Exercise data

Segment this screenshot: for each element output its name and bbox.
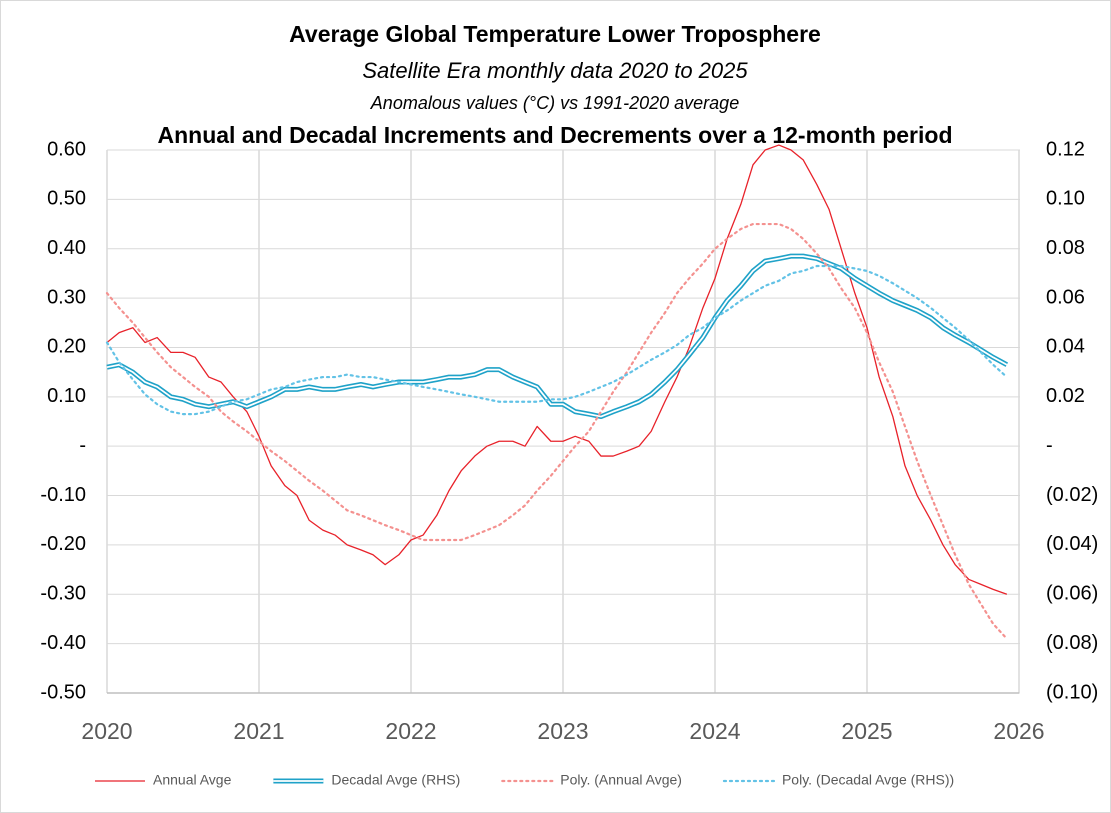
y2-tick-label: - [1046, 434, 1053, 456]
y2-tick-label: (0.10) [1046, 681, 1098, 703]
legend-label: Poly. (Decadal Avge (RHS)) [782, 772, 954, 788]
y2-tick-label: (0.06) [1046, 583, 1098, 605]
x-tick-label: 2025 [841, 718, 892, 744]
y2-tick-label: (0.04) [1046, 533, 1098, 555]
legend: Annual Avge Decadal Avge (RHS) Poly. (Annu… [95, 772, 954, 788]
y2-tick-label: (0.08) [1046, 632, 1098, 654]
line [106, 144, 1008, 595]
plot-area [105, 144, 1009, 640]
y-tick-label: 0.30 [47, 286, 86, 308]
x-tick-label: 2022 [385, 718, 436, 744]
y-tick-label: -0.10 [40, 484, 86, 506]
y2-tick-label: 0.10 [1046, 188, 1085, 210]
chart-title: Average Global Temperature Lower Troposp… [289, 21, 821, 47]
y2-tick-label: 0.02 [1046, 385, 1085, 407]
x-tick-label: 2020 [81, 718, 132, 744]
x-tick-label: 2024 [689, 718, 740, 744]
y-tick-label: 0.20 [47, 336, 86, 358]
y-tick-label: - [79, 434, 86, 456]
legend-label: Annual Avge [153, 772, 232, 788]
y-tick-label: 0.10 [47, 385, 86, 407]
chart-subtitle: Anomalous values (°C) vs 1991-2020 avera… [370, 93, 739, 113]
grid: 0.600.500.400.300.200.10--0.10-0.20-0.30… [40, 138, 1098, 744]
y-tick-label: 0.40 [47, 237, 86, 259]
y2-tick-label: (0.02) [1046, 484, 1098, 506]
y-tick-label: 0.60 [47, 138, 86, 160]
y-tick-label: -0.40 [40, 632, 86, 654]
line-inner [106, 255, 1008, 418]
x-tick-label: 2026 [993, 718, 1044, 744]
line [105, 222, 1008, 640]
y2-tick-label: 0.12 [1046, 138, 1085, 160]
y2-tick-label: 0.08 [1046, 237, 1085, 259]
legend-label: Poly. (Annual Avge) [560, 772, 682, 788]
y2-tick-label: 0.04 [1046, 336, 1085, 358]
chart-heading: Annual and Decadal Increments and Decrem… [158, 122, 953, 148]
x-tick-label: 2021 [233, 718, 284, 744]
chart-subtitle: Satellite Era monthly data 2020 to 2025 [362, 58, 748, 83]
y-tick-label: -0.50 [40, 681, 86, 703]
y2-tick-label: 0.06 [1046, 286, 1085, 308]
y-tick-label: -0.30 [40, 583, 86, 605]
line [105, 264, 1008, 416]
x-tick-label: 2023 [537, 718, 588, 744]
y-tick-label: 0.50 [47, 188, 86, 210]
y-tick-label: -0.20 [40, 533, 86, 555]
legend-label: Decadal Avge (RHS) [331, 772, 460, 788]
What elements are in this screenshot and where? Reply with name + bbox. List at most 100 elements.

--

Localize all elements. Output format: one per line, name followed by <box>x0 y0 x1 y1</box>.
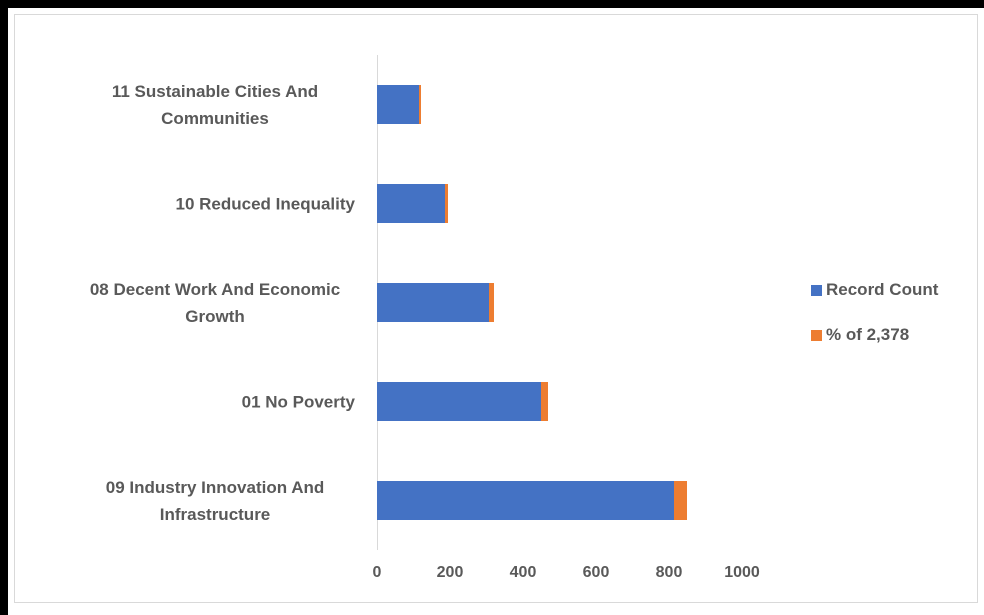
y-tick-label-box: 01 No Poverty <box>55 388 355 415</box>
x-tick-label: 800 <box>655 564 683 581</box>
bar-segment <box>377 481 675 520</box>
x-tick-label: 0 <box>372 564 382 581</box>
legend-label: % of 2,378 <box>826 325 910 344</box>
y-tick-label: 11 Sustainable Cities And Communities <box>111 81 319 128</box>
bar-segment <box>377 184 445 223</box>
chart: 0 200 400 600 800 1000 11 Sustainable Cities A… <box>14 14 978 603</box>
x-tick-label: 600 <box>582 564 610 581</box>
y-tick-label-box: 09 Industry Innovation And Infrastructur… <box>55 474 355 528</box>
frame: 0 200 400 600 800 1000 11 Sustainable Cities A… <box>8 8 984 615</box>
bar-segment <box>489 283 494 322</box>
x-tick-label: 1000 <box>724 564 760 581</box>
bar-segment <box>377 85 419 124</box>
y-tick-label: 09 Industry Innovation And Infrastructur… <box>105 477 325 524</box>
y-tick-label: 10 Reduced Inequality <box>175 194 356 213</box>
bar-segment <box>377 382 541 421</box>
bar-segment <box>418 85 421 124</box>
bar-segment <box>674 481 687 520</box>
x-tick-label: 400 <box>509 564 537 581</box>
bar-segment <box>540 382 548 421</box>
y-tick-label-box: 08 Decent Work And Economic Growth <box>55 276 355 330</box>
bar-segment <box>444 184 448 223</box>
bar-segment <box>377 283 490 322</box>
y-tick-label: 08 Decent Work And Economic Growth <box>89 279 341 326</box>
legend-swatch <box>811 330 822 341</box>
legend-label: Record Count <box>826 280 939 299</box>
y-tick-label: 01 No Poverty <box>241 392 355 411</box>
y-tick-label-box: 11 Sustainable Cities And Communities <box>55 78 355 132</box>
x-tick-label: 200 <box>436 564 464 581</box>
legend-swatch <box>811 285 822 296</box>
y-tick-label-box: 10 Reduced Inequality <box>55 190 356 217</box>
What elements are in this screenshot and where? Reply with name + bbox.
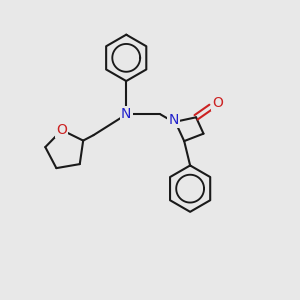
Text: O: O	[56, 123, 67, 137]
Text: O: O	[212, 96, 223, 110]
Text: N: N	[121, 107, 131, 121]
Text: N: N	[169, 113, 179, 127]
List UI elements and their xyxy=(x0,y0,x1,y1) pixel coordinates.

Stated problem
Quote the lines from the one containing "y2-tick-label: - [1046, 434, 1053, 456]" through the one containing "line [106, 144, 1008, 595]", with both of those lines included.

Reply
y2-tick-label: - [1046, 434, 1053, 456]
y2-tick-label: (0.10) [1046, 681, 1098, 703]
legend-label: Poly. (Decadal Avge (RHS)) [782, 772, 954, 788]
y2-tick-label: (0.06) [1046, 583, 1098, 605]
x-tick-label: 2025 [841, 718, 892, 744]
y2-tick-label: (0.04) [1046, 533, 1098, 555]
legend: Annual Avge Decadal Avge (RHS) Poly. (Annu… [95, 772, 954, 788]
y2-tick-label: (0.08) [1046, 632, 1098, 654]
line [106, 144, 1008, 595]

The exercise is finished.